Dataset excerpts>
§ §

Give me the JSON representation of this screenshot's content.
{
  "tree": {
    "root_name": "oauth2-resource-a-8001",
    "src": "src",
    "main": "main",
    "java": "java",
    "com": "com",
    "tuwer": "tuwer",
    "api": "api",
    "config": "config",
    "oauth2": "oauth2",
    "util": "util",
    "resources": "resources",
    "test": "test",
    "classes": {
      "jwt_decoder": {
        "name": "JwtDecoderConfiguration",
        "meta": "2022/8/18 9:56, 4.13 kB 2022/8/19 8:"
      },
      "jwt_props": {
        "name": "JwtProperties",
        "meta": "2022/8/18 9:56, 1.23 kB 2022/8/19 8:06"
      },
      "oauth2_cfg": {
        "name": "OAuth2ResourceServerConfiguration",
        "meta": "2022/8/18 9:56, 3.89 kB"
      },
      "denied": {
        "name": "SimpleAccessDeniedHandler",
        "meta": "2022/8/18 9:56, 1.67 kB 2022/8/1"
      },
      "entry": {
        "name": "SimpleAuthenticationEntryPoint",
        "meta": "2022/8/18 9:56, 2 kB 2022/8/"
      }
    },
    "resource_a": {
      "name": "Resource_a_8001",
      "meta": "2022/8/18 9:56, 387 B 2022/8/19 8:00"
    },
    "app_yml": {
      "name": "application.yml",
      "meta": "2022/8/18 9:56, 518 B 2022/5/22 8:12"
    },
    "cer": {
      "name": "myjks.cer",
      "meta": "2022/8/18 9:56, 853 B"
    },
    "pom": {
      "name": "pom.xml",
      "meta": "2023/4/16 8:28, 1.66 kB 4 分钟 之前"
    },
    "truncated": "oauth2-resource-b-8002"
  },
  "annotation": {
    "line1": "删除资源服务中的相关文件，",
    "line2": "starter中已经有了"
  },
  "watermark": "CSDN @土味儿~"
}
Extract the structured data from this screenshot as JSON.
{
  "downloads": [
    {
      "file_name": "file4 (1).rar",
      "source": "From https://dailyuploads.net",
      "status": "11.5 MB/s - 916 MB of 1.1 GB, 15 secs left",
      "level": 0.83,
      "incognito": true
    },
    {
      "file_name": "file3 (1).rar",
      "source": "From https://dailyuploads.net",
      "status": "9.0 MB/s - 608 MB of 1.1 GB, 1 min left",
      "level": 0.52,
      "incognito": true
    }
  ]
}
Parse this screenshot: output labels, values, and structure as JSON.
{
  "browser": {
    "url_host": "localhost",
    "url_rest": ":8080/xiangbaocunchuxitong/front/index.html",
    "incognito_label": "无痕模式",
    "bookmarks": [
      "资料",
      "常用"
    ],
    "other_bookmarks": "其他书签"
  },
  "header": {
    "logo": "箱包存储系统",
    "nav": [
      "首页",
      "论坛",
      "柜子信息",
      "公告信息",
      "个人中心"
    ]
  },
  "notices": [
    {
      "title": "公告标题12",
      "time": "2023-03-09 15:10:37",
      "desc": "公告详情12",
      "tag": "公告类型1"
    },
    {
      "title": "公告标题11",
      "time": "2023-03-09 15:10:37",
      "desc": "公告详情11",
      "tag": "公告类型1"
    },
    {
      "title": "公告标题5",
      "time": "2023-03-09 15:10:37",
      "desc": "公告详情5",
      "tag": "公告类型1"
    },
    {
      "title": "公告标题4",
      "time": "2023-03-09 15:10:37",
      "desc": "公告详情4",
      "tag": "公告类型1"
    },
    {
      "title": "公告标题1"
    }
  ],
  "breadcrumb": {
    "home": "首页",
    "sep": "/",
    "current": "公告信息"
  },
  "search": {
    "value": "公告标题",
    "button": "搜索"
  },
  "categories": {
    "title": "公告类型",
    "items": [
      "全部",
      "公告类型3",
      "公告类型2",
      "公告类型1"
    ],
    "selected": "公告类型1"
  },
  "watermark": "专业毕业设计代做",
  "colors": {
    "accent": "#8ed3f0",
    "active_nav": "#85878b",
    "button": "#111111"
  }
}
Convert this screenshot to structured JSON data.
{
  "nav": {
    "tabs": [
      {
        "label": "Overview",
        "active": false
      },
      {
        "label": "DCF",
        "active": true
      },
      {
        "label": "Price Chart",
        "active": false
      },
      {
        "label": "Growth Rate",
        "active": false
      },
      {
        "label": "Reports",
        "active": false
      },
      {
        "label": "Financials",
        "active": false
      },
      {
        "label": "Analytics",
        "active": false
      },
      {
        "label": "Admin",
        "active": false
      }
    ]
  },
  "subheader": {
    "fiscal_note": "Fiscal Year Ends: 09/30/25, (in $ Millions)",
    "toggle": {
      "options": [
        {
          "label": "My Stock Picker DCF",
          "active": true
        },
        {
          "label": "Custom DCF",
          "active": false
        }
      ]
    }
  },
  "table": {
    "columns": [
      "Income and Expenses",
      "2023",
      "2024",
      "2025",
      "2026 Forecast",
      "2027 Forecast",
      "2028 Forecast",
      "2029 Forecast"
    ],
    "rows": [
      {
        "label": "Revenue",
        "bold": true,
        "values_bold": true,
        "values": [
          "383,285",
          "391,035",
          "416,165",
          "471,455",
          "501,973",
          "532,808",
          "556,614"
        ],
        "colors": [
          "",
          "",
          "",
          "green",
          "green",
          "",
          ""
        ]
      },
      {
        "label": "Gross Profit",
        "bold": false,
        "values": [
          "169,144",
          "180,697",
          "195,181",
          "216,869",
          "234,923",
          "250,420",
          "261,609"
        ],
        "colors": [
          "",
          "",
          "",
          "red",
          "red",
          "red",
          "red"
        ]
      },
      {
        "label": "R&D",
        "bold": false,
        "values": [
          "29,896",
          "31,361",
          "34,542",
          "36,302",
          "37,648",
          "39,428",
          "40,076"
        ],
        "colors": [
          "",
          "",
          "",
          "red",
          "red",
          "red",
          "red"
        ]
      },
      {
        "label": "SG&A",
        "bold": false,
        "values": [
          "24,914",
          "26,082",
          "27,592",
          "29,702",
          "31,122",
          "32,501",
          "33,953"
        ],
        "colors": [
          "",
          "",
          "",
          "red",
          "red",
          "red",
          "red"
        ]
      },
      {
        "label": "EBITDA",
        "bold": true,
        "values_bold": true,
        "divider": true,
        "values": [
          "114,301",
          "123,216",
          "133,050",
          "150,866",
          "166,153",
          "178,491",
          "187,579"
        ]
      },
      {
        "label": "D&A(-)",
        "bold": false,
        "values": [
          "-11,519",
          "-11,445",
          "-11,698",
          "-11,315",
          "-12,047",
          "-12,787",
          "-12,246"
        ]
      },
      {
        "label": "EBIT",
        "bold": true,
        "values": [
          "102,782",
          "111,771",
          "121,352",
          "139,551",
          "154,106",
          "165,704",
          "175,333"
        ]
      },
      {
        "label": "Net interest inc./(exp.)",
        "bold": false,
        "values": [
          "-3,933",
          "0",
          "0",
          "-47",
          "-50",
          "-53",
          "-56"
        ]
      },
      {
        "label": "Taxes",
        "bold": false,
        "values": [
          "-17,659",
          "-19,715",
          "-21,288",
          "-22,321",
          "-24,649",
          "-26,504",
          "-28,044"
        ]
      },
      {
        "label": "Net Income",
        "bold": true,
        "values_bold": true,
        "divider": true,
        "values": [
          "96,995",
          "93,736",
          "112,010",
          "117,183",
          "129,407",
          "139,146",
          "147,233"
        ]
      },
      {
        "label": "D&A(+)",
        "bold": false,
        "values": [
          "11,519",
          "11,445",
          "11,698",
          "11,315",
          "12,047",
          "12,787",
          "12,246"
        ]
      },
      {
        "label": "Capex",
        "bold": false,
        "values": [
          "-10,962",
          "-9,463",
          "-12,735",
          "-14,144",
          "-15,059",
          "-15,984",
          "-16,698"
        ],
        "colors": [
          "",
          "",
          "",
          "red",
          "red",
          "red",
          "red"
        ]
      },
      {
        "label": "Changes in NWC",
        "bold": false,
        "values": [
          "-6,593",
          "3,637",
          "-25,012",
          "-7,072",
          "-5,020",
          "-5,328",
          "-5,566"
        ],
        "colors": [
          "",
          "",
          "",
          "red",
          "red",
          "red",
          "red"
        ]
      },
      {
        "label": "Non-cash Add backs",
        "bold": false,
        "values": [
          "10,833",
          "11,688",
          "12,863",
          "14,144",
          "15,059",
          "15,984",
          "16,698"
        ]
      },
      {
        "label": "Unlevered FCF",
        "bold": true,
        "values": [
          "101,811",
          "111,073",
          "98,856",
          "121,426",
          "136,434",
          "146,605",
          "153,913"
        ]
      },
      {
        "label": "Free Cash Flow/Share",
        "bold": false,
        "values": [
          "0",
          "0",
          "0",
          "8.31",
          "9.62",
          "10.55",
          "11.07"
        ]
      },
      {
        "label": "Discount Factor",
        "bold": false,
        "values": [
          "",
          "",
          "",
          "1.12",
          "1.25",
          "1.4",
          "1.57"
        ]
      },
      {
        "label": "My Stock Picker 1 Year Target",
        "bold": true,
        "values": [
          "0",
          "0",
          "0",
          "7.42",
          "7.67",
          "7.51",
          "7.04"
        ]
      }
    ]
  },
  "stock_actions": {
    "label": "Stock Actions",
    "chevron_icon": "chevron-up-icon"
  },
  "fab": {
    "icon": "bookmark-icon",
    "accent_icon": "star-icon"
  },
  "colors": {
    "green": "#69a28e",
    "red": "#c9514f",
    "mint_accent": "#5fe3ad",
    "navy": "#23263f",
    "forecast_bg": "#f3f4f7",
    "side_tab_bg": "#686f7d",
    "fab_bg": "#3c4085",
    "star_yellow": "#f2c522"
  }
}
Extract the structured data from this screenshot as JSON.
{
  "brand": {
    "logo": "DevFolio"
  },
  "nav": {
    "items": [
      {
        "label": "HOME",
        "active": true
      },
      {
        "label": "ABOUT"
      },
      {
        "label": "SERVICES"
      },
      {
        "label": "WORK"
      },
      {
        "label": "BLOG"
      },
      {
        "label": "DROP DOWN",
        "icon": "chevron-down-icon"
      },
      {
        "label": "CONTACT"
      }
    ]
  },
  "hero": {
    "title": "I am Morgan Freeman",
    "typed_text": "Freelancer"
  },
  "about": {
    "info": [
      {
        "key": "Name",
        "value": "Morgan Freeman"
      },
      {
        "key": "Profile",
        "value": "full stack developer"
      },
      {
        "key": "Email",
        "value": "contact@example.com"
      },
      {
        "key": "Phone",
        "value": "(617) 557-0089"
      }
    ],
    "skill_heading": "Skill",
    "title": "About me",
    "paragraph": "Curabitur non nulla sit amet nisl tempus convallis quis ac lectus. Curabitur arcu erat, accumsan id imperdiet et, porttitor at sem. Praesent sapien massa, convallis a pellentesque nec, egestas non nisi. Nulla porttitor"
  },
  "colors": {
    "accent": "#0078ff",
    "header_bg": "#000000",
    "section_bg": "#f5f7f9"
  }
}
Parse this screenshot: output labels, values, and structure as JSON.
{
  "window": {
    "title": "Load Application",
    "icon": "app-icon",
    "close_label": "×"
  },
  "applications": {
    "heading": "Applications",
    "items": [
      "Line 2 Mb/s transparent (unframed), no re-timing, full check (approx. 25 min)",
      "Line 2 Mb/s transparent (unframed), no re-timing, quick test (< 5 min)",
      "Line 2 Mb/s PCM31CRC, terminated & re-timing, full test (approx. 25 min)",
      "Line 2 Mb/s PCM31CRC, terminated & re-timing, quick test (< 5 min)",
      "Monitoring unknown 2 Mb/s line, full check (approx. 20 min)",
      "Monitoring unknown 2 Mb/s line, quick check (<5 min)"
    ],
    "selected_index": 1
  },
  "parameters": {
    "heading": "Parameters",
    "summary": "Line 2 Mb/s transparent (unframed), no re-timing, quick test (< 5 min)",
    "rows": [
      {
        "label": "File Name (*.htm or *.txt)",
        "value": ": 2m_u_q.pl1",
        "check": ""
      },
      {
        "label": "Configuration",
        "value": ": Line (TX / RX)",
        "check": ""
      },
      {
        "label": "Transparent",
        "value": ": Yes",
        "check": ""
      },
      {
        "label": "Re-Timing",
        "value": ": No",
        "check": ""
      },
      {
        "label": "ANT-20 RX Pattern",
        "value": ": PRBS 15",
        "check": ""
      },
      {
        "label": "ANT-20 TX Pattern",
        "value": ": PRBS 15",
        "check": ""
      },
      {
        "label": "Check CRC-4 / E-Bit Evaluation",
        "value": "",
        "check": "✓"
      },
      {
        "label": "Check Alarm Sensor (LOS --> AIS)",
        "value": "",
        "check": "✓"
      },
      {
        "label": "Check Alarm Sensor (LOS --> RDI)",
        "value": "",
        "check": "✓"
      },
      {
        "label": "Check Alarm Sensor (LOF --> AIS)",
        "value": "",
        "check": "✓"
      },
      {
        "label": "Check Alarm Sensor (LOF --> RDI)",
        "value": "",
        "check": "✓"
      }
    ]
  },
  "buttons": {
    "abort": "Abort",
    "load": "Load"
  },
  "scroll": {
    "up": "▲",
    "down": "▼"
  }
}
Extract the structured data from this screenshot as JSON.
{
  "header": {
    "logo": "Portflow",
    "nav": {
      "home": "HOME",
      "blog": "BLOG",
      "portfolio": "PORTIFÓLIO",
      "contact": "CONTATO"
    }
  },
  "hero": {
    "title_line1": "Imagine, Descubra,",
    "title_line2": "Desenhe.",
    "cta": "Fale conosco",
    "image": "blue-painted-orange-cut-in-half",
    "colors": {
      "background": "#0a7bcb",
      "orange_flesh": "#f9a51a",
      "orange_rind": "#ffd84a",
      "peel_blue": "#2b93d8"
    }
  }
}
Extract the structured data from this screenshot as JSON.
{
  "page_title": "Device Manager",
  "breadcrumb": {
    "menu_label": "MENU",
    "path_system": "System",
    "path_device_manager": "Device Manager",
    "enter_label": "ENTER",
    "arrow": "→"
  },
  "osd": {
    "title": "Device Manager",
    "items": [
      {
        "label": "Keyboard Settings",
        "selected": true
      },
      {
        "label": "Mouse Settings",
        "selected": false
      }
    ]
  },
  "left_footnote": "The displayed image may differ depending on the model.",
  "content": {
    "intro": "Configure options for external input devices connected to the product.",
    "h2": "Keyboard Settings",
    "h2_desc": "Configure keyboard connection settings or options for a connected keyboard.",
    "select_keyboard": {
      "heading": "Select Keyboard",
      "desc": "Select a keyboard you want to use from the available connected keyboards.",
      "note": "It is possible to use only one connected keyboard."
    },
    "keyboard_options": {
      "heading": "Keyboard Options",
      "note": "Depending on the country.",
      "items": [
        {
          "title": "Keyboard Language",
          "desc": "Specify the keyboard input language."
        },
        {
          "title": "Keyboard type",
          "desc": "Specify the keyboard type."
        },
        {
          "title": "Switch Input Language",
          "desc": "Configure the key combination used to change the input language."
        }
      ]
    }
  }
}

§ §

Stated problem>
Report the number of lines holding the string "Configure", without any other words.

Response to this task>
3